**DIRECTION:**
Copy out the items word for word, from the very first line up to and including the line with "action-button[interactable]: Verify xyxy=(163,875,268,909)".

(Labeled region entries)
— begin —
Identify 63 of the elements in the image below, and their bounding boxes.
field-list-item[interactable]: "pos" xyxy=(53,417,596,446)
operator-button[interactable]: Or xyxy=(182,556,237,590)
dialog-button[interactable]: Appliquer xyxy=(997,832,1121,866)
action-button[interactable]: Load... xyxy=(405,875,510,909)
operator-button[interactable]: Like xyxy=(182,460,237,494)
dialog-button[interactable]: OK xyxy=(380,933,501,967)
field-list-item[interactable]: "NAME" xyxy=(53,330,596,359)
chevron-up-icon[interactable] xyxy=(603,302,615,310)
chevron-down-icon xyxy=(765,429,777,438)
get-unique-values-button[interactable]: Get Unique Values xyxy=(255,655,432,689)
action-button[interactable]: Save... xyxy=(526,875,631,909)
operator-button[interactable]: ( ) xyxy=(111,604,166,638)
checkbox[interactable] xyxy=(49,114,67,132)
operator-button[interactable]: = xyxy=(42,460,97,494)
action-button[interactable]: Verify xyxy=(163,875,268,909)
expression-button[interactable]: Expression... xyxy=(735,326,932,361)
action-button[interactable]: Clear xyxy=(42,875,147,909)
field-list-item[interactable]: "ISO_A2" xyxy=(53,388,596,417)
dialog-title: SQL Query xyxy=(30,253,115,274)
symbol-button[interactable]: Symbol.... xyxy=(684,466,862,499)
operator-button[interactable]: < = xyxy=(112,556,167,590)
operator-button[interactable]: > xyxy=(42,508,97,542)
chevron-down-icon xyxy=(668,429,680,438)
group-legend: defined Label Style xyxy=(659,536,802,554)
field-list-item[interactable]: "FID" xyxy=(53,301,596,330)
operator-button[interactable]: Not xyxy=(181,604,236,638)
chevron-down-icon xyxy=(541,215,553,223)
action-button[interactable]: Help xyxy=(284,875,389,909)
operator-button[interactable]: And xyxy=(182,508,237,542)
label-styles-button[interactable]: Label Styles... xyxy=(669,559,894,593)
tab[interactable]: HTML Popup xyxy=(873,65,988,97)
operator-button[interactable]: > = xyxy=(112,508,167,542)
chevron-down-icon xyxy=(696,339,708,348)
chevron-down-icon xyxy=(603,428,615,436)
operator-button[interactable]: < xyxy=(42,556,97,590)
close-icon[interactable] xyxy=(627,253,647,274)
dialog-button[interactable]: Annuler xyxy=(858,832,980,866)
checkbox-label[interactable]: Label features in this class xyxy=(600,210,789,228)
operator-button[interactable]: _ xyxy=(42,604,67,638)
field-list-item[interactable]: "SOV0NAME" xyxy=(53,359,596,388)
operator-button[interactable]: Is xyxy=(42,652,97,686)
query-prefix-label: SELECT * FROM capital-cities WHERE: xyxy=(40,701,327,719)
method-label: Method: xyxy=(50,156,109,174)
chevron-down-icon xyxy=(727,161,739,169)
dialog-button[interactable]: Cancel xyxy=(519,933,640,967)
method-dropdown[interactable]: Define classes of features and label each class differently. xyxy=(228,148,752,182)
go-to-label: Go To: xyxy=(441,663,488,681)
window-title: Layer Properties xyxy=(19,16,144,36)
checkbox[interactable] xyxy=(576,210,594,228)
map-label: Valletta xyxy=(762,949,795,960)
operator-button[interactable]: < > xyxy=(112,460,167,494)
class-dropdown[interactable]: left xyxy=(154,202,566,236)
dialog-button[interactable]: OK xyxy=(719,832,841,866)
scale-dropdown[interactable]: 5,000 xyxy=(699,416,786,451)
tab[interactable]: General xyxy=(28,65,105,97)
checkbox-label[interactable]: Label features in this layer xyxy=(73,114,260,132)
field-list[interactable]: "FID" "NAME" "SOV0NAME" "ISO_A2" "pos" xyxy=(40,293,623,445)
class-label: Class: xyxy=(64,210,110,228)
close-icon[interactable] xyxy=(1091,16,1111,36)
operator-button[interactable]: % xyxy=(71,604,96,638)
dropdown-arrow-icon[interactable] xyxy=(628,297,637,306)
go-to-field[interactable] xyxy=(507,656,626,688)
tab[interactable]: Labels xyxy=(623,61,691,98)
— end —
**ANSWER TO THIS EXERCISE:**
Identify 63 of the elements in the image below, and their bounding boxes.
field-list-item[interactable]: "pos" xyxy=(53,417,596,446)
operator-button[interactable]: Or xyxy=(182,556,237,590)
dialog-button[interactable]: Appliquer xyxy=(997,832,1121,866)
action-button[interactable]: Load... xyxy=(405,875,510,909)
operator-button[interactable]: Like xyxy=(182,460,237,494)
dialog-button[interactable]: OK xyxy=(380,933,501,967)
field-list-item[interactable]: "NAME" xyxy=(53,330,596,359)
chevron-up-icon[interactable] xyxy=(603,302,615,310)
chevron-down-icon xyxy=(765,429,777,438)
get-unique-values-button[interactable]: Get Unique Values xyxy=(255,655,432,689)
action-button[interactable]: Save... xyxy=(526,875,631,909)
operator-button[interactable]: ( ) xyxy=(111,604,166,638)
checkbox[interactable] xyxy=(49,114,67,132)
operator-button[interactable]: = xyxy=(42,460,97,494)
action-button[interactable]: Verify xyxy=(163,875,268,909)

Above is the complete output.